**EXERCISE DETAILS:**
Take each line that has the word "JSON" and return it.

**PROVIDED MATERIAL:**

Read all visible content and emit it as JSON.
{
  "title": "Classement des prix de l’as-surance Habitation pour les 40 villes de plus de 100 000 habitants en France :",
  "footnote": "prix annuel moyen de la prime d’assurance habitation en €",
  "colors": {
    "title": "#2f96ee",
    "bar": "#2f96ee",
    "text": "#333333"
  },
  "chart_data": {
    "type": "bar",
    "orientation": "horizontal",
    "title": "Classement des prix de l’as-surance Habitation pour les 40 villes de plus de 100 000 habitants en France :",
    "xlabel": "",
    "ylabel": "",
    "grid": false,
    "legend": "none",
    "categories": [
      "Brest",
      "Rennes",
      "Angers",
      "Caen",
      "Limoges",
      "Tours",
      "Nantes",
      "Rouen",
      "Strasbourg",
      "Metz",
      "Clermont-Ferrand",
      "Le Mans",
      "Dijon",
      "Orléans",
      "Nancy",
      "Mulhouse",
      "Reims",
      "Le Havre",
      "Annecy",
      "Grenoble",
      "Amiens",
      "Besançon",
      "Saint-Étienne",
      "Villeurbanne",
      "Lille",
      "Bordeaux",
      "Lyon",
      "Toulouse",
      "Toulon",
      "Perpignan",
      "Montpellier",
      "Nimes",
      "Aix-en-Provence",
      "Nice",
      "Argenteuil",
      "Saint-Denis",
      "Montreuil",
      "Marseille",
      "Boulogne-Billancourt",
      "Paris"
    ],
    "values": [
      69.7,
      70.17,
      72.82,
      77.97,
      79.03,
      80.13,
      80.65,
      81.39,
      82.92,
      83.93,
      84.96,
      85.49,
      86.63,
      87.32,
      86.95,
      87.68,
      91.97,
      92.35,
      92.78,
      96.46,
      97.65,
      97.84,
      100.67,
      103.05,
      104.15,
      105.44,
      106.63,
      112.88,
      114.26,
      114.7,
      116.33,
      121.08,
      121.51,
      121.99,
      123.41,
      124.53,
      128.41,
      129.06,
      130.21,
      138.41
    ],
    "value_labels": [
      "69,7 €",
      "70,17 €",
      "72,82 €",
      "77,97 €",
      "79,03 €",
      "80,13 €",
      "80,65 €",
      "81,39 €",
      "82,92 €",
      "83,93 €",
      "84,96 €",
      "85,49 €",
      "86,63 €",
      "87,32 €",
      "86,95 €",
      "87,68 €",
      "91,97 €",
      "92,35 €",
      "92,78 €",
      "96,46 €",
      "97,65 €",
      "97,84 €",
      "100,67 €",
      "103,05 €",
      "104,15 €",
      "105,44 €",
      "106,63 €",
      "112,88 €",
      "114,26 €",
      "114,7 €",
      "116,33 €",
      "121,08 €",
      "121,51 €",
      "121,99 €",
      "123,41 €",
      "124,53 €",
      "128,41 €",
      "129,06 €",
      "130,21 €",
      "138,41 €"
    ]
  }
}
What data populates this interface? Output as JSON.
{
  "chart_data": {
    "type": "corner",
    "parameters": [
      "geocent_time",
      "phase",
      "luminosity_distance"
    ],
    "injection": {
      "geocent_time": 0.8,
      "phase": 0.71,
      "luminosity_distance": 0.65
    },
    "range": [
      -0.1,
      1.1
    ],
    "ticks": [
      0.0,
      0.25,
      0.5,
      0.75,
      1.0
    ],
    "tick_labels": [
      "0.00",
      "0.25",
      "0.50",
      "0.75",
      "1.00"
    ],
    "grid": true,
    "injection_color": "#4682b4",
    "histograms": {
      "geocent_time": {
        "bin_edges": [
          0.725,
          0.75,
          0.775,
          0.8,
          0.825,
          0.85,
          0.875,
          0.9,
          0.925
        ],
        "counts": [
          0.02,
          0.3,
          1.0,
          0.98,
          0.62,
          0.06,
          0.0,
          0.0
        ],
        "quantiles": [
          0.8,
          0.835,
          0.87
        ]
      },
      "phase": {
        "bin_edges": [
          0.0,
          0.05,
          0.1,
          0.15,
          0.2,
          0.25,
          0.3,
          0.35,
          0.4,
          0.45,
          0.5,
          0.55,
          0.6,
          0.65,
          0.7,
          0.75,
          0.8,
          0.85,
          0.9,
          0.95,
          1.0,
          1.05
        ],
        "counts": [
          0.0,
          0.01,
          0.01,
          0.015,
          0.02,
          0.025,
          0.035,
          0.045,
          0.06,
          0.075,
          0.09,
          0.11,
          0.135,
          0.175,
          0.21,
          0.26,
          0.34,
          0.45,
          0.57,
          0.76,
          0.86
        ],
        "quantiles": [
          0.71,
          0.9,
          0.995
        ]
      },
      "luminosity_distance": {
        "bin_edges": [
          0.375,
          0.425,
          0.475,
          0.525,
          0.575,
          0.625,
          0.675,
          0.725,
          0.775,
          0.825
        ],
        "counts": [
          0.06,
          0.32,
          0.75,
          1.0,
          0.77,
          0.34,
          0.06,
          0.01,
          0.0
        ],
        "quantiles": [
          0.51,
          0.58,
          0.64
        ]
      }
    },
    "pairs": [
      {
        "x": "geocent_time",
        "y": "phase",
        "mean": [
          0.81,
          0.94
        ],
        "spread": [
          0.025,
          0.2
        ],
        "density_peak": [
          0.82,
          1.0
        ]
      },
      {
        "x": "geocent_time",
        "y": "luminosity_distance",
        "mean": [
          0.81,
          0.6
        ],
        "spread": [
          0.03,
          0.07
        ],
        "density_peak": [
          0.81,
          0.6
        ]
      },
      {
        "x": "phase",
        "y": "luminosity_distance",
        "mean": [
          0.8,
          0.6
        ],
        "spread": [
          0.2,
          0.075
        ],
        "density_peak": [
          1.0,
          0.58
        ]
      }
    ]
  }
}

**SOLVED EXERCISE:**
Read all visible content and emit it as JSON.
What data populates this interface? Output as JSON.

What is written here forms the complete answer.